# Written problem:
From the entries below, copy every line holding the word "treatment".

___ Available records

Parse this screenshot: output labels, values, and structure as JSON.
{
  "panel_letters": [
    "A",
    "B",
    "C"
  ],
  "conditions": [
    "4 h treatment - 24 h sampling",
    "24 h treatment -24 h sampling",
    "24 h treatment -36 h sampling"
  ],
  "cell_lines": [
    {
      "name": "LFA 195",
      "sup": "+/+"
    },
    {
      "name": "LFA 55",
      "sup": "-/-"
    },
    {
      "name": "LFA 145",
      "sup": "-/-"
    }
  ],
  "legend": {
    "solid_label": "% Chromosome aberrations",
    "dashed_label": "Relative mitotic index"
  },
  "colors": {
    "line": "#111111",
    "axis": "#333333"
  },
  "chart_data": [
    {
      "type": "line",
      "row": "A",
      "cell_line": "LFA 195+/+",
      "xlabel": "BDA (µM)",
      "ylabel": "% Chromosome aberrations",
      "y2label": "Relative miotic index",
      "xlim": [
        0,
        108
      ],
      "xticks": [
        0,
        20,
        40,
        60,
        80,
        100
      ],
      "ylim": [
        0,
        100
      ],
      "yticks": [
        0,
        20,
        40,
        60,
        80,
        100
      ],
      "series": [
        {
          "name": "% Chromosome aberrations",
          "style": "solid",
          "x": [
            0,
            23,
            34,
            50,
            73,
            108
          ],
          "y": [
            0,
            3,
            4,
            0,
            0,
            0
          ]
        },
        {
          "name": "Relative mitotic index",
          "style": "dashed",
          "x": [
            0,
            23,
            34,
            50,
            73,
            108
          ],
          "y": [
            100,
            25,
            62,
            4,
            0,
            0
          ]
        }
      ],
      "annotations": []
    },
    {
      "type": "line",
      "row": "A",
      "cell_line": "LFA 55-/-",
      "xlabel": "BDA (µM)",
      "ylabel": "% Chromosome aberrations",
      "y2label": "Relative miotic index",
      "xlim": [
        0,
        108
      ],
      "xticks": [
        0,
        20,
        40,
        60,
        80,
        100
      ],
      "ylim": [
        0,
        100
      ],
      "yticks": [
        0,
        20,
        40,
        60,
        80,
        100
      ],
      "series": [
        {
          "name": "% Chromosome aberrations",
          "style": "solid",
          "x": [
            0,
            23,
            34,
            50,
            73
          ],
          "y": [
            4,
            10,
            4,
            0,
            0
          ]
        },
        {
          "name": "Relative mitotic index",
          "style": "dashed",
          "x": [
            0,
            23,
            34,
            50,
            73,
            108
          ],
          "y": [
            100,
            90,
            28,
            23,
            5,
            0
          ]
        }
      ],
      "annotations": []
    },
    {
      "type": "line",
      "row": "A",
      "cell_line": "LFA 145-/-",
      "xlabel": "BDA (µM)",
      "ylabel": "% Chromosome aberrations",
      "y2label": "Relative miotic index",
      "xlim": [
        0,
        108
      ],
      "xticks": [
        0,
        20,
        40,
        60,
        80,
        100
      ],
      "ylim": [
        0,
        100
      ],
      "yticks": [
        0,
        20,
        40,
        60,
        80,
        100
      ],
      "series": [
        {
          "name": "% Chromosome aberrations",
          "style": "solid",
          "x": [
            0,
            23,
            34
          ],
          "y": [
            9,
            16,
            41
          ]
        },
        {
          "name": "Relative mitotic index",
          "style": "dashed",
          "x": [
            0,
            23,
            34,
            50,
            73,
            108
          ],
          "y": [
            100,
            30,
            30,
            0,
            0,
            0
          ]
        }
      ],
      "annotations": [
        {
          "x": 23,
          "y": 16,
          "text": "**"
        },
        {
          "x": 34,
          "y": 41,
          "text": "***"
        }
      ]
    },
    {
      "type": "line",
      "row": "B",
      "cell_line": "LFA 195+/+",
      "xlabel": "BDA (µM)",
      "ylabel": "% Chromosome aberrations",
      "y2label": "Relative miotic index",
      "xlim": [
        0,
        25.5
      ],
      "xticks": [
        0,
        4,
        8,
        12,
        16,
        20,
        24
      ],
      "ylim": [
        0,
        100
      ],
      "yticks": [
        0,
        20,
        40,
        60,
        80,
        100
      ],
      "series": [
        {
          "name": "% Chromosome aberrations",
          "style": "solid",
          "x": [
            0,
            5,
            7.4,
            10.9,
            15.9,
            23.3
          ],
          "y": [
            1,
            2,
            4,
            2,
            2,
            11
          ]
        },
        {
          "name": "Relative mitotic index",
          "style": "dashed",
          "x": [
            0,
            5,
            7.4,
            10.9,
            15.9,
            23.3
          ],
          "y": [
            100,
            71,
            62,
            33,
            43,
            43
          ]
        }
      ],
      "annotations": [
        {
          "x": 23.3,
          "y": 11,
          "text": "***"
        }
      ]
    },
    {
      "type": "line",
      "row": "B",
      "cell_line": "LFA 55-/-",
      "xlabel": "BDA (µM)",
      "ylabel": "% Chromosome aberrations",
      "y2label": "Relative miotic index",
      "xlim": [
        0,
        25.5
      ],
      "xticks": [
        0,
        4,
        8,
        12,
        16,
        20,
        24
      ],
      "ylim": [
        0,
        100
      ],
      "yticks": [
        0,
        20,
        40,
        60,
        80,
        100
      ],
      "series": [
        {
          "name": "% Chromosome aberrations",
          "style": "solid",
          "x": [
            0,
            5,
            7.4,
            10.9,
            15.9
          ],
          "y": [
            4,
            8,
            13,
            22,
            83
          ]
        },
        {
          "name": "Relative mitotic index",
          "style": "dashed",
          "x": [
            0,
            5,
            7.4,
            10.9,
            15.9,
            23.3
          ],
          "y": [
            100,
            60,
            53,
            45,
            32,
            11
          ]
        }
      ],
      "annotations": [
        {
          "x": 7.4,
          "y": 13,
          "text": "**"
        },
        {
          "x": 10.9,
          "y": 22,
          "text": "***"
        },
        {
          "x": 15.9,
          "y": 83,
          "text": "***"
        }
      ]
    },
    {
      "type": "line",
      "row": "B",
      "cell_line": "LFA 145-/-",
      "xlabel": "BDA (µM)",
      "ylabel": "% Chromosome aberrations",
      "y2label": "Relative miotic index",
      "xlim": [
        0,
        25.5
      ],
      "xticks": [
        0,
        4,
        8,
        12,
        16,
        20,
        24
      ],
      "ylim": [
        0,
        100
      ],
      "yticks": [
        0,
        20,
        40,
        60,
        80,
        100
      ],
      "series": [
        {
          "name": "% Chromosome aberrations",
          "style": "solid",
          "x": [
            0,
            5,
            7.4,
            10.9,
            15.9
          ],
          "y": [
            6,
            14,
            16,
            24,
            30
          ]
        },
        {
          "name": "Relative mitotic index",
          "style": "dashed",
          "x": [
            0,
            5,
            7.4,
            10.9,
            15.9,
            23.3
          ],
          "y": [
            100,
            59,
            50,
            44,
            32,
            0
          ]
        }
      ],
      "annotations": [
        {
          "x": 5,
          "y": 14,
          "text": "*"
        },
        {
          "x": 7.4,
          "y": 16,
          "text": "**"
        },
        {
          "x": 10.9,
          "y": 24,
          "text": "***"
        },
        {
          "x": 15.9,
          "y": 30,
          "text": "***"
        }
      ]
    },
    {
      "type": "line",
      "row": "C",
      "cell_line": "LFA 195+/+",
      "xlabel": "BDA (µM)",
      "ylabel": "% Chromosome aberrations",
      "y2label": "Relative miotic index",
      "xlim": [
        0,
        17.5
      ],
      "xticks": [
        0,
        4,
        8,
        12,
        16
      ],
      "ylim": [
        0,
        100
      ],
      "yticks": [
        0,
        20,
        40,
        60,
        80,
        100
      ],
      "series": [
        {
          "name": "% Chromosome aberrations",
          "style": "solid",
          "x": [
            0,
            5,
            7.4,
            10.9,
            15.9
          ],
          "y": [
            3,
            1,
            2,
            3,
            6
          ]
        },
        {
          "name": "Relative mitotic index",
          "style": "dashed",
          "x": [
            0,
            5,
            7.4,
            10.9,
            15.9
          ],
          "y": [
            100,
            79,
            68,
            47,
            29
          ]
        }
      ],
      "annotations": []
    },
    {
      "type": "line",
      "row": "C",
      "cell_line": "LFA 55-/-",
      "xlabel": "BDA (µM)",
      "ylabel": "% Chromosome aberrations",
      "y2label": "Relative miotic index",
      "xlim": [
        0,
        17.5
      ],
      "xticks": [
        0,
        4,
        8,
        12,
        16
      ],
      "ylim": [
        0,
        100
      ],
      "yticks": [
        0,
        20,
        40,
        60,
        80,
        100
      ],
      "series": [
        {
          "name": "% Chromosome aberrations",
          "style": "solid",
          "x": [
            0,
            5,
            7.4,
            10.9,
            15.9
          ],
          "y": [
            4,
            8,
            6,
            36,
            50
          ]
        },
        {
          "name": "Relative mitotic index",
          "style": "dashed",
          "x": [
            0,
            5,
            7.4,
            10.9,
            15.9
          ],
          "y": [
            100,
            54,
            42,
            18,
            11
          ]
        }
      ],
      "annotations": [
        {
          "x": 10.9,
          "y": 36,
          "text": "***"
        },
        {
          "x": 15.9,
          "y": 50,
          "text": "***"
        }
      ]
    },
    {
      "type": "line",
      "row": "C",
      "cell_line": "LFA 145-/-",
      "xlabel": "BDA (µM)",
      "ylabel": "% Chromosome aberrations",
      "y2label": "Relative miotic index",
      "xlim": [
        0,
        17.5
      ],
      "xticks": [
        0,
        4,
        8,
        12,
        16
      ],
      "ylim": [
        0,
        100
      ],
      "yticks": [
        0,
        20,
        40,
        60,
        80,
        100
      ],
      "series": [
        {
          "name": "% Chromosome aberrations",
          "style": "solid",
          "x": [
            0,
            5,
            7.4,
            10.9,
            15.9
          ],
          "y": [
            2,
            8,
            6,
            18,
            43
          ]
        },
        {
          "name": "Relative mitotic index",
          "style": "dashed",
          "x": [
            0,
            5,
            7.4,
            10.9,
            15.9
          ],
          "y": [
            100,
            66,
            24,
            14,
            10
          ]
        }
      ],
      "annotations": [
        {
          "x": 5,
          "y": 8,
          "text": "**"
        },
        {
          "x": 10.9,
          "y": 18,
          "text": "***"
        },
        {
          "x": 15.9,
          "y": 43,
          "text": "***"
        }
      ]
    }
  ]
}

______

# Worked answer:
    "4 h treatment - 24 h sampling",
    "24 h treatment -24 h sampling",
    "24 h treatment -36 h sampling"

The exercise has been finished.